PROBLEM STATEMENT
Lines from the one containing "Type out the text in this image." through the last line of the data are to be repeated word for word, both ends included.

━━━ STORED RECORDS ━━━

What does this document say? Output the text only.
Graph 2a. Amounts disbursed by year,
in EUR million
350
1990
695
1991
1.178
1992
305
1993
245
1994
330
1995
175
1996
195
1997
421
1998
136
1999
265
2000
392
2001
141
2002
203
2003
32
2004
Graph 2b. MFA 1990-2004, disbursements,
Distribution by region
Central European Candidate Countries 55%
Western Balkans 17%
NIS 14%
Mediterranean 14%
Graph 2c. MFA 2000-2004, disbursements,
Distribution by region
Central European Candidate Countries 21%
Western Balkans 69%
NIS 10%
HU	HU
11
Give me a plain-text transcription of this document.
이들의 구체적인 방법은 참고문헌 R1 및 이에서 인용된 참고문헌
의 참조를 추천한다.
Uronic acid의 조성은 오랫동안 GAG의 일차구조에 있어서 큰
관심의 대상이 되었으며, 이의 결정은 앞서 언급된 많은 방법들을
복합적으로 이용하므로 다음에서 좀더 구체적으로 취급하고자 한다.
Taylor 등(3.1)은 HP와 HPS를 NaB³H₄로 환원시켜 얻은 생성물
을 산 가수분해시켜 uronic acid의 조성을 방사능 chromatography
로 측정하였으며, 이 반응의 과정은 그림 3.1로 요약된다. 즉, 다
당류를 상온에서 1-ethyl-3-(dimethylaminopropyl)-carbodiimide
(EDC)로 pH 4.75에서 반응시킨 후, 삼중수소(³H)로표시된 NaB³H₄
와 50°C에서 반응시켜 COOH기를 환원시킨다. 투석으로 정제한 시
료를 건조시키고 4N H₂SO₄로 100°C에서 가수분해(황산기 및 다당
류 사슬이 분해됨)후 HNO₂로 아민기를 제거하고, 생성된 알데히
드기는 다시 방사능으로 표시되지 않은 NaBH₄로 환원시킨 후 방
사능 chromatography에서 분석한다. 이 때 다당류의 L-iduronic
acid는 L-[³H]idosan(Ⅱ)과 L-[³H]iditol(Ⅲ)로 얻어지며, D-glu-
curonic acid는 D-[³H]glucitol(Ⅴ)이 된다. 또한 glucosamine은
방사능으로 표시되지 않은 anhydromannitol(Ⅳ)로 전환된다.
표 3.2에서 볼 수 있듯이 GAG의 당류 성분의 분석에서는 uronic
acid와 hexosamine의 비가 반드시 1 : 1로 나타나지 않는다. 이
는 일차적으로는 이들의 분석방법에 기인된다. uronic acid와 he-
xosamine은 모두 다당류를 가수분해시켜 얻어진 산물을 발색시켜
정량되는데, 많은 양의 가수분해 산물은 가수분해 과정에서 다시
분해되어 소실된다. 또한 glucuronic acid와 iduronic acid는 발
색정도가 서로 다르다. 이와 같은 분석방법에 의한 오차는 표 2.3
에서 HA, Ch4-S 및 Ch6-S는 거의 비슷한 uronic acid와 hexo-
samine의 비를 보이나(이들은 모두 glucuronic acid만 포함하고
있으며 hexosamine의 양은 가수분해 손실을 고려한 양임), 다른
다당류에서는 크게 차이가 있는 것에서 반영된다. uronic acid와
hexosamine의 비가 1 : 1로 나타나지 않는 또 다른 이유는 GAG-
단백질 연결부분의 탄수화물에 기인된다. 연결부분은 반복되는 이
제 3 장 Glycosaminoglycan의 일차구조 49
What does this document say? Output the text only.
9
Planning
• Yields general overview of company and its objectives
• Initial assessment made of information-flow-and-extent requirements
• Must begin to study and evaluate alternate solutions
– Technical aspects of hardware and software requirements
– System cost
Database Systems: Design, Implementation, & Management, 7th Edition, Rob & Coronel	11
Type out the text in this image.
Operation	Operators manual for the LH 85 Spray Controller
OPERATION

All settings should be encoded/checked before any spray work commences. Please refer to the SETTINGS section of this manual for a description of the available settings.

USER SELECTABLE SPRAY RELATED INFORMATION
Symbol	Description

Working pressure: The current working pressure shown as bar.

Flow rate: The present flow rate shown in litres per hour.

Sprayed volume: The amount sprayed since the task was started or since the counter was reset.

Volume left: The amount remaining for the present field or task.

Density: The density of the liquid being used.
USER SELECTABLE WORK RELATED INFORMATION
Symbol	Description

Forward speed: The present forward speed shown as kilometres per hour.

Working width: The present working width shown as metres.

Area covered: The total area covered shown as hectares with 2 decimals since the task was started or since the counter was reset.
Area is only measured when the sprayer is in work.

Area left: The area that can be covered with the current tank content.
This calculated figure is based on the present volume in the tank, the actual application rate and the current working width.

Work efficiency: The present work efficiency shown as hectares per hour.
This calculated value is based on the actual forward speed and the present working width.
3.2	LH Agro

━━━

RESULT OF THE TASK
Type out the text in this image.
Operation	Operators manual for the LH 85 Spray Controller
OPERATION

All settings should be encoded/checked before any spray work commences. Please refer to the SETTINGS section of this manual for a description of the available settings.

USER SELECTABLE SPRAY RELATED INFORMATION
Symbol	Description

Working pressure: The current working pressure shown as bar.

Flow rate: The present flow rate shown in litres per hour.

Sprayed volume: The amount sprayed since the task was started or since the counter was reset.

Volume left: The amount remaining for the present field or task.

Density: The density of the liquid being used.
USER SELECTABLE WORK RELATED INFORMATION
Symbol	Description

Forward speed: The present forward speed shown as kilometres per hour.

Working width: The present working width shown as metres.

Area covered: The total area covered shown as hectares with 2 decimals since the task was started or since the counter was reset.
Area is only measured when the sprayer is in work.

Area left: The area that can be covered with the current tank content.
This calculated figure is based on the present volume in the tank, the actual application rate and the current working width.

Work efficiency: The present work efficiency shown as hectares per hour.
This calculated value is based on the actual forward speed and the present working width.
3.2	LH Agro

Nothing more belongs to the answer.